_WHAT YOU HAVE TO DO_
Check each line of the data for "document" and select those that have it.

[Saved entries]
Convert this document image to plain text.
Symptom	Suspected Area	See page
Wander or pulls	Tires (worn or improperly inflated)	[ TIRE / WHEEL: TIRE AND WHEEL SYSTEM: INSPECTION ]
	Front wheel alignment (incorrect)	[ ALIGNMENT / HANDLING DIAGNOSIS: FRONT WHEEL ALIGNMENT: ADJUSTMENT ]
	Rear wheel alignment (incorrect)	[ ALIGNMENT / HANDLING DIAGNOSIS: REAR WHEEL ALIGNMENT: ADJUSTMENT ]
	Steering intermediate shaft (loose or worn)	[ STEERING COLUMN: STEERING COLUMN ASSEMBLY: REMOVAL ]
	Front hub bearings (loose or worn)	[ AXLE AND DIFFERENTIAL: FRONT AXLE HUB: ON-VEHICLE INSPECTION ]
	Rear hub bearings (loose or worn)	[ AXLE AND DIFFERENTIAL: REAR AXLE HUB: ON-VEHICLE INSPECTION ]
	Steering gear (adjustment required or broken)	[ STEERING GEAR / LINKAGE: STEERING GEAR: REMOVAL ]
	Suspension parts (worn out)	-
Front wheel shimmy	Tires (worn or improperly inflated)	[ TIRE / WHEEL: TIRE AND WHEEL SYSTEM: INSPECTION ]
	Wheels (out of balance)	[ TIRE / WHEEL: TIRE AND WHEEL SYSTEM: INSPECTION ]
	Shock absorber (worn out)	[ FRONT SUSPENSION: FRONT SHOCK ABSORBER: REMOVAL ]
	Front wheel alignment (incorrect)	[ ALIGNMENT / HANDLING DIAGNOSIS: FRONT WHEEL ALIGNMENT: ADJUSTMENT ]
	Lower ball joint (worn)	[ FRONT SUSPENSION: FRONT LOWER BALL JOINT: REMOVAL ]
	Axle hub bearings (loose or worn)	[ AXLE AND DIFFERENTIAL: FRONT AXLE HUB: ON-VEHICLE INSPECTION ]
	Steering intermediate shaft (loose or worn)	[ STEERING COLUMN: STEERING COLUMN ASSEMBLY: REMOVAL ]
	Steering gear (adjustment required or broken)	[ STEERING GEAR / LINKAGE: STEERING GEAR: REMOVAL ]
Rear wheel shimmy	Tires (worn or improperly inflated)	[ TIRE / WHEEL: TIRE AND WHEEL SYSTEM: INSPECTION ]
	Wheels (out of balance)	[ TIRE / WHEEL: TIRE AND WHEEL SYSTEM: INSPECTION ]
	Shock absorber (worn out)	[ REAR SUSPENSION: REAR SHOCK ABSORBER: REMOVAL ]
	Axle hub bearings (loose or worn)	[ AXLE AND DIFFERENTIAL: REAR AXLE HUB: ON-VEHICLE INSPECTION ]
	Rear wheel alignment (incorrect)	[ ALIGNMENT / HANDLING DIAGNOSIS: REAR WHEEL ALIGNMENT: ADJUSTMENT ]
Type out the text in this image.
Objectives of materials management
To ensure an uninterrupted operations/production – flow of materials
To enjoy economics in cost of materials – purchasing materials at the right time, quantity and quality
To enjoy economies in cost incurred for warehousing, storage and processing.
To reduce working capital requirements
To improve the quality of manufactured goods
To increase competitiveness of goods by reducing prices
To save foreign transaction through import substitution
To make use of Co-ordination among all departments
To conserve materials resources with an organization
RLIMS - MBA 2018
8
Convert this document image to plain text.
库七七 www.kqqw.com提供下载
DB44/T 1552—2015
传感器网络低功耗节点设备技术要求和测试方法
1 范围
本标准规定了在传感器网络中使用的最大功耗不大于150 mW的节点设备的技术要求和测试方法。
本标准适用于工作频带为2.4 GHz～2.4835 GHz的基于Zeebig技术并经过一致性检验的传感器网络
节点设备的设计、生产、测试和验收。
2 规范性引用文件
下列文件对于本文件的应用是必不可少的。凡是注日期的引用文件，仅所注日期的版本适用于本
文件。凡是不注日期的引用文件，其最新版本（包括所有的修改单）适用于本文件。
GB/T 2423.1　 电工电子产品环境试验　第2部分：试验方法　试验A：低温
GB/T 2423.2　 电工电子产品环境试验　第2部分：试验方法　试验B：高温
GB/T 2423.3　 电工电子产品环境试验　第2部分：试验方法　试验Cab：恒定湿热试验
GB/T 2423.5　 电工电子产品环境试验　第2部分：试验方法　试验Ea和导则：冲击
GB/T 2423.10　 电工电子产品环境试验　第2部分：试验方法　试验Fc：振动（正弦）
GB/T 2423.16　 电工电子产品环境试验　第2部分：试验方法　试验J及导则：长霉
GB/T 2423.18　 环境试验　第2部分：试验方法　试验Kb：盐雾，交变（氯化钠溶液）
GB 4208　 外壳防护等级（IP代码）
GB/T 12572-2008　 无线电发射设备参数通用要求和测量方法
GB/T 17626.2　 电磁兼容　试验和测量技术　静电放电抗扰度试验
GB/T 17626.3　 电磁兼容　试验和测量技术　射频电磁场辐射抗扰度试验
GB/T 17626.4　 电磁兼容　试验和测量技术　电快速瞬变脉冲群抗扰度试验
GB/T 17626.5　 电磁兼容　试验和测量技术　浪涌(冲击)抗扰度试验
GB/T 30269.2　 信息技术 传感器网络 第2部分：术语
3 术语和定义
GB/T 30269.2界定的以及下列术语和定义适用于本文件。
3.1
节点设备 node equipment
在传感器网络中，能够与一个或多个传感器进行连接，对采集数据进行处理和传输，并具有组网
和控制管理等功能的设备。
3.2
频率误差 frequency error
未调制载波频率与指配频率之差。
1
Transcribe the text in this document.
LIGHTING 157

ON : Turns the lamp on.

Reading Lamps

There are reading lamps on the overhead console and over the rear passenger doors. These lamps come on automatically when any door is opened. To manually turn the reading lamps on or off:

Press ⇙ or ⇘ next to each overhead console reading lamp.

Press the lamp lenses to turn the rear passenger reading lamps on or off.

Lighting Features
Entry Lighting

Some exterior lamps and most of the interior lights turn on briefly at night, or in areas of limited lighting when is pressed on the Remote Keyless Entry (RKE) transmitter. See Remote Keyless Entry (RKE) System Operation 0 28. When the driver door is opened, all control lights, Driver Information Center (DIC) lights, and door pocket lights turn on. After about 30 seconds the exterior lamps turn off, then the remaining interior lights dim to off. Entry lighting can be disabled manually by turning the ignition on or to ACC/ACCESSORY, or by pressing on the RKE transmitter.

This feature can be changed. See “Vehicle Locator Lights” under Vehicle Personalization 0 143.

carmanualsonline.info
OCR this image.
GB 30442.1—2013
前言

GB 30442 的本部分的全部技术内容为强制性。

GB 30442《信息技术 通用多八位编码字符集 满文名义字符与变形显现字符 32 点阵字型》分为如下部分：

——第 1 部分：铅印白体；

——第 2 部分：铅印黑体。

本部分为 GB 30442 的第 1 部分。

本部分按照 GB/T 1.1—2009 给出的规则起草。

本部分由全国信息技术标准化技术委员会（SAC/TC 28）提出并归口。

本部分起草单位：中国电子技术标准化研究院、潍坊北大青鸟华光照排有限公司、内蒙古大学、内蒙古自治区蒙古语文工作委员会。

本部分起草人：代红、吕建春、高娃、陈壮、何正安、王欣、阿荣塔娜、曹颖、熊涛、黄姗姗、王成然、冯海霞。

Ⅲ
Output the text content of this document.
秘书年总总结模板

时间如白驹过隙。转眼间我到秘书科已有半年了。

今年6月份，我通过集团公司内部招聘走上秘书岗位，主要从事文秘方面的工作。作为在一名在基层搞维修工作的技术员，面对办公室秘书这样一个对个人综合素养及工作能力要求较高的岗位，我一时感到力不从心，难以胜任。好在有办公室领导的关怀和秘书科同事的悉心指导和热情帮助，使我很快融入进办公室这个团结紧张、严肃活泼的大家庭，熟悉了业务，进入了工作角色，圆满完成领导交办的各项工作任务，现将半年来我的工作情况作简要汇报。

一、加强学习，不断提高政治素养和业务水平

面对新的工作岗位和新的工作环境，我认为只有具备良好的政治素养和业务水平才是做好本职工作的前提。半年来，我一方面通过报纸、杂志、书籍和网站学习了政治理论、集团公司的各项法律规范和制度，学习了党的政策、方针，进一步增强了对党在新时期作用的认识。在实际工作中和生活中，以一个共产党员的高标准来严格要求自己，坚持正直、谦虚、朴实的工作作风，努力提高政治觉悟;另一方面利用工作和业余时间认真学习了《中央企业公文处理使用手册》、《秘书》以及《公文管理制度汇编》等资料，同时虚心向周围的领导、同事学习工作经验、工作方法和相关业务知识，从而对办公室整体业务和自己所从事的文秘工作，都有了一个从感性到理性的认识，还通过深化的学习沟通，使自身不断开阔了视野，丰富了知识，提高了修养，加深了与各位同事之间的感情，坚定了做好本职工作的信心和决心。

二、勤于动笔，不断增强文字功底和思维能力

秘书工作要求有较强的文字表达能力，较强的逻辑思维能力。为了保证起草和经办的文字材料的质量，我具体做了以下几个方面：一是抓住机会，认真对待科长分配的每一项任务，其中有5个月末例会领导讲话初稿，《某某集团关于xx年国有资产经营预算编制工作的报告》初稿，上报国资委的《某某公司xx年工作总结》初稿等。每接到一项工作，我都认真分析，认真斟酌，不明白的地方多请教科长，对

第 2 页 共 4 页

_SOLVED EXERCISE_
Convert this document image to plain text.
Convert this document image to plain text.
Transcribe the text in this document.
Output the text content of this document.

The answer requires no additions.